#### Text section

A polyurethane film has also been proposed to protect Li metal anode from interface destabilization derived from the crossover of water [33]. Sun et al. have prepared a protective layer by mixing polydimethylsiloxane (PDMS) and perfluorotributylamine (FTBA), which limits the diffusion behavior of water molecules [51]. Accordingly, the established dense and firm protective layer would hamper the water-related issues [6,52]. However, the preparation processes for the above-mentioned protective layer are complicated or expensive, which are difficult to achieve widespread application. Additionally, even though the fabricated protective layer exhibits hydrophobicity, it is still challenging to ensure the stable operation of Li-O₂ batteries under high humidity conditions.

Herein, with the aim to enable Li-O₂ battery operating in humid atmosphere, a facile and scalable strategy has been proposed to overcome the water-related issues, in which a water-defendable protective layer is artificially fabricated via the chemical reaction between Li anode and ibuprofen. Owing to the characteristic molecular structure of ibuprofen (the alkyl and phenyl groups are hydrophobic while the carboxyl group is lithophilic), the designed protective layer can be uniformly fabricated on the Li anode surface to resist water ingress. Therefore, the Li-O₂ battery with the protected Li anode exhibits a long life span of 210 h in a humid O₂ environment with relative humidity (RH) as high as 68%. As a proof of concept, the obtained findings have provided a feasible strategy to construct water-proof Li anodes for the further development of Li-air battery in ambient air.

Comparing to the other compounds with the functional group of benzoic acid, the molecular structure of ibuprofen contains alkyl groups, emerging higher hydrophobicity. In addition, the insolubility of ibuprofen in organic solvent (triethylene glycol dimethyl ether, TEGDME) has been confirmed before it is used as protective layer (Fig. S1 in Supporting information). The schematic of the Li-O₂ battery with a protective layer operating in humid O₂ atmosphere is illustrated in Scheme 1b. Ibuprofen, whose molecular structure is shown in a schematic diagram, has been reported to be almost insoluble in water [53]. Based on the chemical reaction of Li and ibuprofen, the protective layer is formed spontaneously on the surface of Li metal anode. The involved reaction is listed as Eq. 1:

The above reaction could be demonstrated by Fourier transform infrared spectroscopy (FTIR), as depicted in Fig. 1a. The presence of unsaturated C—H bonds in phenyl corresponding to strong and wide absorption peak at around 3000 cm⁻¹, as well as C═C bonds at the fingerprint region, is found for both the pristine ibuprofen reagent (blue line) and the newly-formed protective layer (green line). After reaction with Li metal, as clearly observed in the enlarged region, the characteristic absorption peak at 1720 cm⁻¹ (blue line) has been red-shifted to 1580 cm⁻¹ (green line), which could result from conversion from carboxylic acid group to carboxylate ion [54]. Therefore, the in-situ formation of the protective layer is viable due to the spontaneous chemical reaction of ibuprofen reagent and Li anode. The morphology of the in-situ formed protective layer is characterized by scanning electronic microscope (SEM). It can be observed that in comparison with a smooth surface for the pristine Li anode (Fig. 1b), the protective layer newly-formed on the Li metal surface is composed of interlaced nanorod-shaped deposits with the length of approximately 1 µm (Fig. 1c). The result of energy dispersive spectroscopy (EDS) elemental mapping shows that the protective layer is composed of C and O with uniform distribution (Fig. 1d). Additionally, a textured surface structure can also be identified in the corresponding cross-sectional image and the thickness of the protective layer is measured as ~30 µm (Fig. S2 in Supporting information). Actually, the thickness of the protective layer can be increased by increasing the amount of ibuprofen reagents (Figs. S3a-c in Supporting information), which is corresponding to the growth of the resistance in Li-O₂ batteries (Fig. S3d in Supporting information). Although the lowest impedance has been exhibited by the Li-O₂ battery with protective layers of 20 µm thickness, it can be found the inferior waterproof of that due to its poor density on Li metal surface. These results could further confirm the uniform deposition of protective layer through the utilization of ibuprofen reagent.

########

Answer these questions from the passage on the ibuprofen-derived protective layer for Li metal anodes:
(a) What life span does the Li-O₂ battery with the protected Li anode reach, and at what relative humidity?
(b) To what wavenumber is the characteristic absorption peak at 1720 cm⁻¹ red-shifted after reaction with Li metal?
(c) What thickness is measured for the protective layer in the cross-sectional image?

#### Dataset excerpts

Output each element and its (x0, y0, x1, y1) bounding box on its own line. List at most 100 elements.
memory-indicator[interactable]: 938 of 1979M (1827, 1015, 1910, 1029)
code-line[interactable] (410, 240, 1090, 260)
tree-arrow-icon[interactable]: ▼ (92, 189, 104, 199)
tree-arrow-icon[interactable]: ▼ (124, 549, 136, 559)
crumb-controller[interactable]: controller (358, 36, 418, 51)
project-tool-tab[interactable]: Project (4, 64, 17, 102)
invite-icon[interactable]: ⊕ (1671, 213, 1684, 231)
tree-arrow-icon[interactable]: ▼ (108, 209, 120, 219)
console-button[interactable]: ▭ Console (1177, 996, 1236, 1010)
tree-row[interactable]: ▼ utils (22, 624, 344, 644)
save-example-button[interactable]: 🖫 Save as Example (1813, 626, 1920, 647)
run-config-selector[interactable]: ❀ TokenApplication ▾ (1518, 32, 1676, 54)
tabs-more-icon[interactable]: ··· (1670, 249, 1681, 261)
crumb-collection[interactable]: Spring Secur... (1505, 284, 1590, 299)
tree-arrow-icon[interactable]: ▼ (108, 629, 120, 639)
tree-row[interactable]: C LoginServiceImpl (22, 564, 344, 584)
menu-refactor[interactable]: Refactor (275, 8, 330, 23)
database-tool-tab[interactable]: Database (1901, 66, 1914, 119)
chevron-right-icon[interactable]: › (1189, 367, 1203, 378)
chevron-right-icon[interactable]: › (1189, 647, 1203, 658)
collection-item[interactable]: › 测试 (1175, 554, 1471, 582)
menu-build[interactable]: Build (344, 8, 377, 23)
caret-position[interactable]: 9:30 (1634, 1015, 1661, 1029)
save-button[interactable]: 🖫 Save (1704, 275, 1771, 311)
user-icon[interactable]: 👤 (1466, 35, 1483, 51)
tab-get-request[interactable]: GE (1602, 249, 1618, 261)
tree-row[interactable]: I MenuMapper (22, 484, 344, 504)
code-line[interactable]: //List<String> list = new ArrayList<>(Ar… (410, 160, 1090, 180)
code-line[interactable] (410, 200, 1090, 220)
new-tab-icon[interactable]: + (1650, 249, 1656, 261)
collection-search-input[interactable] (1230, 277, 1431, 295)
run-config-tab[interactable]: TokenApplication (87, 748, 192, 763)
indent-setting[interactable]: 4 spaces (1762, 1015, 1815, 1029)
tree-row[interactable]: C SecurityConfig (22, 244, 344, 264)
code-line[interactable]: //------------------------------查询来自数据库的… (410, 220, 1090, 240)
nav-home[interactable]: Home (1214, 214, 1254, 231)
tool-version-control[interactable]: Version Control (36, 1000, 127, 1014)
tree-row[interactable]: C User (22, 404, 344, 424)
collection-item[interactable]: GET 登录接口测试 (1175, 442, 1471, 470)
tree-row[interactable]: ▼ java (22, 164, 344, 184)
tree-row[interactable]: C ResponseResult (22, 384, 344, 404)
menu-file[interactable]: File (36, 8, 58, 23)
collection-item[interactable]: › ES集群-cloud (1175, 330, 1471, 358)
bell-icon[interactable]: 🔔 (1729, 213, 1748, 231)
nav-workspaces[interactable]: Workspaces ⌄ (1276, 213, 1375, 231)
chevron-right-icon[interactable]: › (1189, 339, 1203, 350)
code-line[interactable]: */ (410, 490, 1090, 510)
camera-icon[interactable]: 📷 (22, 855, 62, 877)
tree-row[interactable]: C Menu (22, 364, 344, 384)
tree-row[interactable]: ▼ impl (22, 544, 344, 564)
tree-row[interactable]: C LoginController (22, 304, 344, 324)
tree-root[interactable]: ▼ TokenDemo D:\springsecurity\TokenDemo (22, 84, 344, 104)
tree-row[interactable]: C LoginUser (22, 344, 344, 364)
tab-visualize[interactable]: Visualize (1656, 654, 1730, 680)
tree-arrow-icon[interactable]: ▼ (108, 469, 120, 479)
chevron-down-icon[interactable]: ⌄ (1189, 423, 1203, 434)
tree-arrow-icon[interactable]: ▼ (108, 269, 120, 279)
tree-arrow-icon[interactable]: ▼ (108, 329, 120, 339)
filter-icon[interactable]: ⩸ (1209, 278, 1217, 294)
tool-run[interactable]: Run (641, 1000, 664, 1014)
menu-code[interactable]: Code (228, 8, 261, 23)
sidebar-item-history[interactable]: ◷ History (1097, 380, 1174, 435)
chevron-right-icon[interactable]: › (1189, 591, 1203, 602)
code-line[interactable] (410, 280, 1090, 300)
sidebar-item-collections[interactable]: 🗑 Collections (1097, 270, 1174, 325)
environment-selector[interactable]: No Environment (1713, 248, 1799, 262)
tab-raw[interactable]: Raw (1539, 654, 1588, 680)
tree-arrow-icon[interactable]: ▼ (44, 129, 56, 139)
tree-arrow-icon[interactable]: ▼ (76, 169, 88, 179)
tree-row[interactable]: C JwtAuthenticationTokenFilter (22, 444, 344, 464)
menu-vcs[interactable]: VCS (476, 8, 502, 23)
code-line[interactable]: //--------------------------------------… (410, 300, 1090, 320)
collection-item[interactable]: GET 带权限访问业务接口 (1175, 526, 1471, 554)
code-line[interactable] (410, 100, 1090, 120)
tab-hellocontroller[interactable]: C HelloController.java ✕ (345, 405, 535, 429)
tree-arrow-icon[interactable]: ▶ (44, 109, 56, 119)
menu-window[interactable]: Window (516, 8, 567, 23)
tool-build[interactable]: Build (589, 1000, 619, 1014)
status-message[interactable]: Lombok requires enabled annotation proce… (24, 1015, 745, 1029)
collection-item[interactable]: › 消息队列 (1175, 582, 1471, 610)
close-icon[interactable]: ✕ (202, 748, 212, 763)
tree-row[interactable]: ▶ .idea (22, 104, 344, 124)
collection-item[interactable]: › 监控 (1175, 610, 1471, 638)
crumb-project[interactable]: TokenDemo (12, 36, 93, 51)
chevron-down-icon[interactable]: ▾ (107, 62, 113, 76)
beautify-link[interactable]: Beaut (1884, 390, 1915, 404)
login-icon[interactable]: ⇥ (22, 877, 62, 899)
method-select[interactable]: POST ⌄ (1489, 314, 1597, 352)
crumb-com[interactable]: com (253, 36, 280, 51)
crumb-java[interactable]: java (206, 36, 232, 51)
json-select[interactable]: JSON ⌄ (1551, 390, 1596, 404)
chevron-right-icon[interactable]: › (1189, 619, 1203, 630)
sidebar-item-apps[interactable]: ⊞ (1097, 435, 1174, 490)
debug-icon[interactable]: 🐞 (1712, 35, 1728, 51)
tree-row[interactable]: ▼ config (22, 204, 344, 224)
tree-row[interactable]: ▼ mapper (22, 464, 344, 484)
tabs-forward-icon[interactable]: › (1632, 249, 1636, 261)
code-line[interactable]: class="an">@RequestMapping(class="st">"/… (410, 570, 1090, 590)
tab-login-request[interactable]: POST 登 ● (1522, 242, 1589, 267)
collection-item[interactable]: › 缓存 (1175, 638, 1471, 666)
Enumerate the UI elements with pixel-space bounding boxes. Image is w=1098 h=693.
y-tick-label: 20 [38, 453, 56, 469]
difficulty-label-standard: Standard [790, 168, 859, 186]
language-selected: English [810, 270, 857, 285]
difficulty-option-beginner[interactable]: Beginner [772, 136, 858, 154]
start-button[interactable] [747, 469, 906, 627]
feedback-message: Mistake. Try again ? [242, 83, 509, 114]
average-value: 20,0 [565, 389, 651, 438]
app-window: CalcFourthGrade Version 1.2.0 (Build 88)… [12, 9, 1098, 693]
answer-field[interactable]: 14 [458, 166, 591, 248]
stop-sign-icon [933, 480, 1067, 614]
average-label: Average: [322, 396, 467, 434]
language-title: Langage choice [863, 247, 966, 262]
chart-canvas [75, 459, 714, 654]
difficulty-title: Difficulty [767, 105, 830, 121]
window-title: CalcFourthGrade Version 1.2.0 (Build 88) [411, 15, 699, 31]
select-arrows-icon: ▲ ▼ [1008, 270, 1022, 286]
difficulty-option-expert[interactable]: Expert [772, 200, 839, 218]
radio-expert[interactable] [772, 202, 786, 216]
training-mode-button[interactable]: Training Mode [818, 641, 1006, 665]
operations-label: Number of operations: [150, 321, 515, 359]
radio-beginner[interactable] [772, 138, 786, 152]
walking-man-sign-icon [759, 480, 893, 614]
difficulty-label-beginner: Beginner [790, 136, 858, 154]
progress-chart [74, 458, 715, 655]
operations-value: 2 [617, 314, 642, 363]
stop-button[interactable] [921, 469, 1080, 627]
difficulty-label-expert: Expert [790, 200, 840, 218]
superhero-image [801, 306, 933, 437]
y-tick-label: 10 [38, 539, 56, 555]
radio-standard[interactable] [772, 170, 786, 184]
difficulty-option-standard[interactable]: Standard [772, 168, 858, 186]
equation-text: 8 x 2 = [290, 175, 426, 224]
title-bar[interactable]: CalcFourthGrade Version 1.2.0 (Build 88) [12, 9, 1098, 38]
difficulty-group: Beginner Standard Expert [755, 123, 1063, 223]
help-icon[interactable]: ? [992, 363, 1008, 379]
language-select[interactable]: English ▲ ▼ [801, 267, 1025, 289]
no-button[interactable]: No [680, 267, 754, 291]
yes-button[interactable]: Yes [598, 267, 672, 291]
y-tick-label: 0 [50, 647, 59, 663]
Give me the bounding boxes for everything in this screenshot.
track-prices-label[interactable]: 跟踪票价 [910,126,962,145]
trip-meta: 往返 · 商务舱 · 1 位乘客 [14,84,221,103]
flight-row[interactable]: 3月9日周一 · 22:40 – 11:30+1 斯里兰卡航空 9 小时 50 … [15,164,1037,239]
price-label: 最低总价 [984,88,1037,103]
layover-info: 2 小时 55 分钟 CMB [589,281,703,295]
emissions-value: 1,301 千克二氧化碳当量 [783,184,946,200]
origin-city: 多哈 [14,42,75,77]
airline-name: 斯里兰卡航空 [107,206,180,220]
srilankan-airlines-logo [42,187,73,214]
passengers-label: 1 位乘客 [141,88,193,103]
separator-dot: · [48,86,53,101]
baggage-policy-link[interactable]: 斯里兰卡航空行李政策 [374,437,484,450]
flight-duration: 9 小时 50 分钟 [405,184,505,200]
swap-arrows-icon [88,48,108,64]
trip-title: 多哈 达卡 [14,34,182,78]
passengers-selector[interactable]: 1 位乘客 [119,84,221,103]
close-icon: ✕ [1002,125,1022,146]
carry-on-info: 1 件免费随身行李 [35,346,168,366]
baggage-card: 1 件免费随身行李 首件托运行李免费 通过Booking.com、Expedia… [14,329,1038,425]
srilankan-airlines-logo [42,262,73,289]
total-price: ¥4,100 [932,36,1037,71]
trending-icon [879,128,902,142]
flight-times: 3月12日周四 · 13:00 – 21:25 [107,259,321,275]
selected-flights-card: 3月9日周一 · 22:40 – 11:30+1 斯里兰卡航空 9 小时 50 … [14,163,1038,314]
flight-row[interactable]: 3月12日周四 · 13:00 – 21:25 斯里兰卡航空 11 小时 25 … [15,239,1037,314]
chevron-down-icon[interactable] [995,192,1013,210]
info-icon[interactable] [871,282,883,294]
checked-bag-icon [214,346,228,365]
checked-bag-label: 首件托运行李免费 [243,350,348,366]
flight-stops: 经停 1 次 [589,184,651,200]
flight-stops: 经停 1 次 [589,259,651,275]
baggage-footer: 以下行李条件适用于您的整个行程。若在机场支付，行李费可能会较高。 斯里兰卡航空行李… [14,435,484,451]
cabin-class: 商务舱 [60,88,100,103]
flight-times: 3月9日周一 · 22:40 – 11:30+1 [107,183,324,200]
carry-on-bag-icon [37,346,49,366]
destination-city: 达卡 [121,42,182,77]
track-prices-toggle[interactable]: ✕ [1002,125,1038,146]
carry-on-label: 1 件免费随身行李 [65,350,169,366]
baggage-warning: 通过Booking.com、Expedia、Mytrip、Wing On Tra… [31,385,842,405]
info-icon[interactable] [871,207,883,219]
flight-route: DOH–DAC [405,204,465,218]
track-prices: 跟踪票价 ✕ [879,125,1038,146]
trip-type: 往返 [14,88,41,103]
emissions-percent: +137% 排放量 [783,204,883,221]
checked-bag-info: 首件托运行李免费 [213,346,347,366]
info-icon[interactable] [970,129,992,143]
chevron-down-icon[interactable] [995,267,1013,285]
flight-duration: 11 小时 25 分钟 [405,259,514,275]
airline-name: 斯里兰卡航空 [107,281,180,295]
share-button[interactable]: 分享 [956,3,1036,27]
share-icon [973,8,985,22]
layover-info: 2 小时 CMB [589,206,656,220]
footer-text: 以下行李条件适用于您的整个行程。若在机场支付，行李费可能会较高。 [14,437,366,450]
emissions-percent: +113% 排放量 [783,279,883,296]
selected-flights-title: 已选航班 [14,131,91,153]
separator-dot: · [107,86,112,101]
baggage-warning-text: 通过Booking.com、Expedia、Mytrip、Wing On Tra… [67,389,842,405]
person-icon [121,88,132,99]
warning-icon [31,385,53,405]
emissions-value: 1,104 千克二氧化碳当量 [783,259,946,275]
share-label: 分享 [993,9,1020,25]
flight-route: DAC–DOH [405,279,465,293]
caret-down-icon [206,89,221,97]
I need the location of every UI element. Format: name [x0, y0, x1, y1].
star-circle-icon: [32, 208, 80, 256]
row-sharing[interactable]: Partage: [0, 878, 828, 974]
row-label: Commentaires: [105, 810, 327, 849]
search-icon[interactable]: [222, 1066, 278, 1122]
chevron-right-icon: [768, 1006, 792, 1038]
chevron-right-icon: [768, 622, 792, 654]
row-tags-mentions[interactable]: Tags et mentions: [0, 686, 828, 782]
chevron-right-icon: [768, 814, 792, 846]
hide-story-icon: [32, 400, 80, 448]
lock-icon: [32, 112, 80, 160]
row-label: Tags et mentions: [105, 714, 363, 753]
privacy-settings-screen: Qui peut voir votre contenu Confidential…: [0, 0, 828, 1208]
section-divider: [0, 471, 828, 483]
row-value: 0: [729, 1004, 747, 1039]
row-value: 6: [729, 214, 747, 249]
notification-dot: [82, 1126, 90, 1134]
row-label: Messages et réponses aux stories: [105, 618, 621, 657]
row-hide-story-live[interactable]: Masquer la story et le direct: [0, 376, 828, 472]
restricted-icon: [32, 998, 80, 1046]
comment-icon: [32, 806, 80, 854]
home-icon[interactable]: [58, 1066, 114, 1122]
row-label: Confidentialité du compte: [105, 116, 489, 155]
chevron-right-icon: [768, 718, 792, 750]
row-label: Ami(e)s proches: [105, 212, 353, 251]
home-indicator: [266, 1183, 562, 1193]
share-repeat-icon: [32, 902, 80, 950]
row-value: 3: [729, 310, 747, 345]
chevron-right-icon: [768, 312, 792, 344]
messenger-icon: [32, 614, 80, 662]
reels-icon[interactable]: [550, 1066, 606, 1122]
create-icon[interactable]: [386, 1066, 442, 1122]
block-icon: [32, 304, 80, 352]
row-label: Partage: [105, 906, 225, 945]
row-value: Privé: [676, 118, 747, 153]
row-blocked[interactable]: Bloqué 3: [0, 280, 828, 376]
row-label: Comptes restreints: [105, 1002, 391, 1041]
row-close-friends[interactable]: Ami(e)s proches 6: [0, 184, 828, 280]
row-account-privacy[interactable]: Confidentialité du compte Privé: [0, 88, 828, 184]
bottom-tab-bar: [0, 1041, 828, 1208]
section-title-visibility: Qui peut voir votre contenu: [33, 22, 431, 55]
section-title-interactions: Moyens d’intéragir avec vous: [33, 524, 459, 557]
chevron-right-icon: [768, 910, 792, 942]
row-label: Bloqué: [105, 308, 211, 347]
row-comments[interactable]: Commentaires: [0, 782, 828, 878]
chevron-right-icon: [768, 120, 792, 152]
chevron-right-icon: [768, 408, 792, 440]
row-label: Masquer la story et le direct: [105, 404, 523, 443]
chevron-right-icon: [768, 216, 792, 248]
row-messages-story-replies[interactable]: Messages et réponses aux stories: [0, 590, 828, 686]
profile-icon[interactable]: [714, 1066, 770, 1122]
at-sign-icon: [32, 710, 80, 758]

########

Solution for this task:
(a) 210 h, at a relative humidity as high as 68%.
(b) 1580 cm⁻¹.
(c) Approximately 30 µm.